> Required work:
Find every line in the records below that holds the word "文昌社区", and copy each one.

* * *

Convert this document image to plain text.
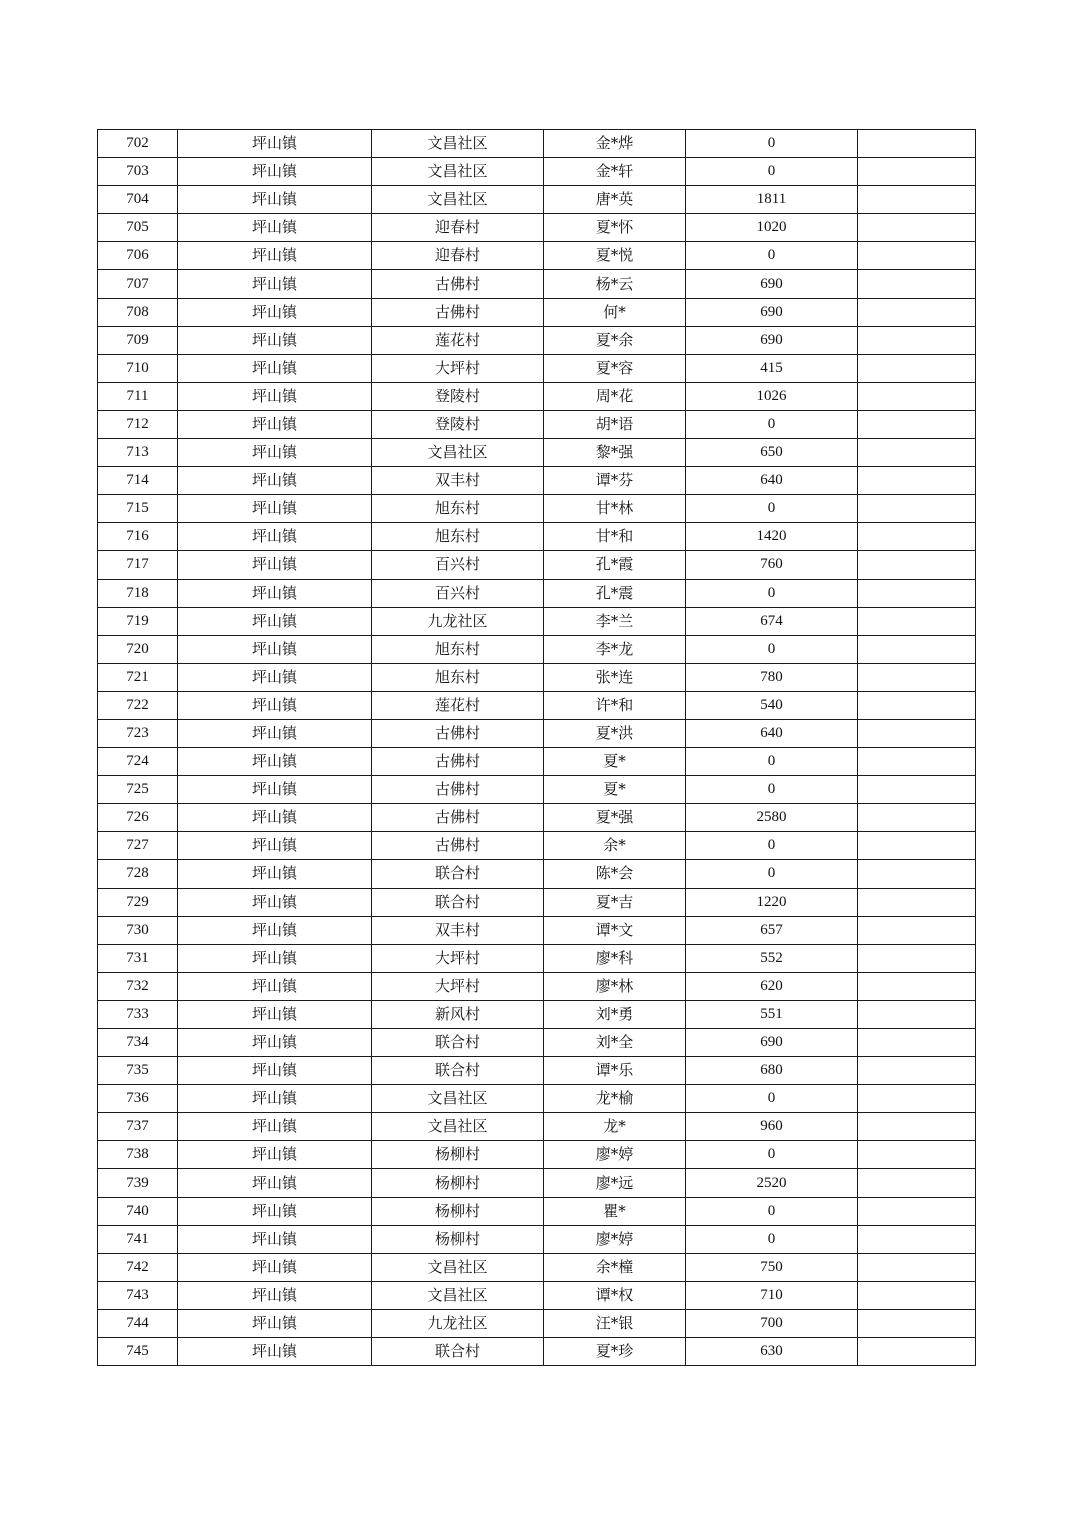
702	坪山镇	文昌社区	金*烨	0	
703	坪山镇	文昌社区	金*轩	0	
704	坪山镇	文昌社区	唐*英	1811	
705	坪山镇	迎春村	夏*怀	1020	
706	坪山镇	迎春村	夏*悦	0	
707	坪山镇	古佛村	杨*云	690	
708	坪山镇	古佛村	何*	690	
709	坪山镇	莲花村	夏*余	690	
710	坪山镇	大坪村	夏*容	415	
711	坪山镇	登陵村	周*花	1026	
712	坪山镇	登陵村	胡*语	0	
713	坪山镇	文昌社区	黎*强	650	
714	坪山镇	双丰村	谭*芬	640	
715	坪山镇	旭东村	甘*林	0	
716	坪山镇	旭东村	甘*和	1420	
717	坪山镇	百兴村	孔*霞	760	
718	坪山镇	百兴村	孔*震	0	
719	坪山镇	九龙社区	李*兰	674	
720	坪山镇	旭东村	李*龙	0	
721	坪山镇	旭东村	张*连	780	
722	坪山镇	莲花村	许*和	540	
723	坪山镇	古佛村	夏*洪	640	
724	坪山镇	古佛村	夏*	0	
725	坪山镇	古佛村	夏*	0	
726	坪山镇	古佛村	夏*强	2580	
727	坪山镇	古佛村	余*	0	
728	坪山镇	联合村	陈*会	0	
729	坪山镇	联合村	夏*吉	1220	
730	坪山镇	双丰村	谭*文	657	
731	坪山镇	大坪村	廖*科	552	
732	坪山镇	大坪村	廖*林	620	
733	坪山镇	新风村	刘*勇	551	
734	坪山镇	联合村	刘*全	690	
735	坪山镇	联合村	谭*乐	680	
736	坪山镇	文昌社区	龙*榆	0	
737	坪山镇	文昌社区	龙*	960	
738	坪山镇	杨柳村	廖*婷	0	
739	坪山镇	杨柳村	廖*远	2520	
740	坪山镇	杨柳村	瞿*	0	
741	坪山镇	杨柳村	廖*婷	0	
742	坪山镇	文昌社区	余*橦	750	
743	坪山镇	文昌社区	谭*权	710	
744	坪山镇	九龙社区	汪*银	700	
745	坪山镇	联合村	夏*珍	630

* * *

> Reply:
702	坪山镇	文昌社区	金*烨	0	
703	坪山镇	文昌社区	金*轩	0	
704	坪山镇	文昌社区	唐*英	1811	
713	坪山镇	文昌社区	黎*强	650	
736	坪山镇	文昌社区	龙*榆	0	
737	坪山镇	文昌社区	龙*	960	
742	坪山镇	文昌社区	余*橦	750	
743	坪山镇	文昌社区	谭*权	710	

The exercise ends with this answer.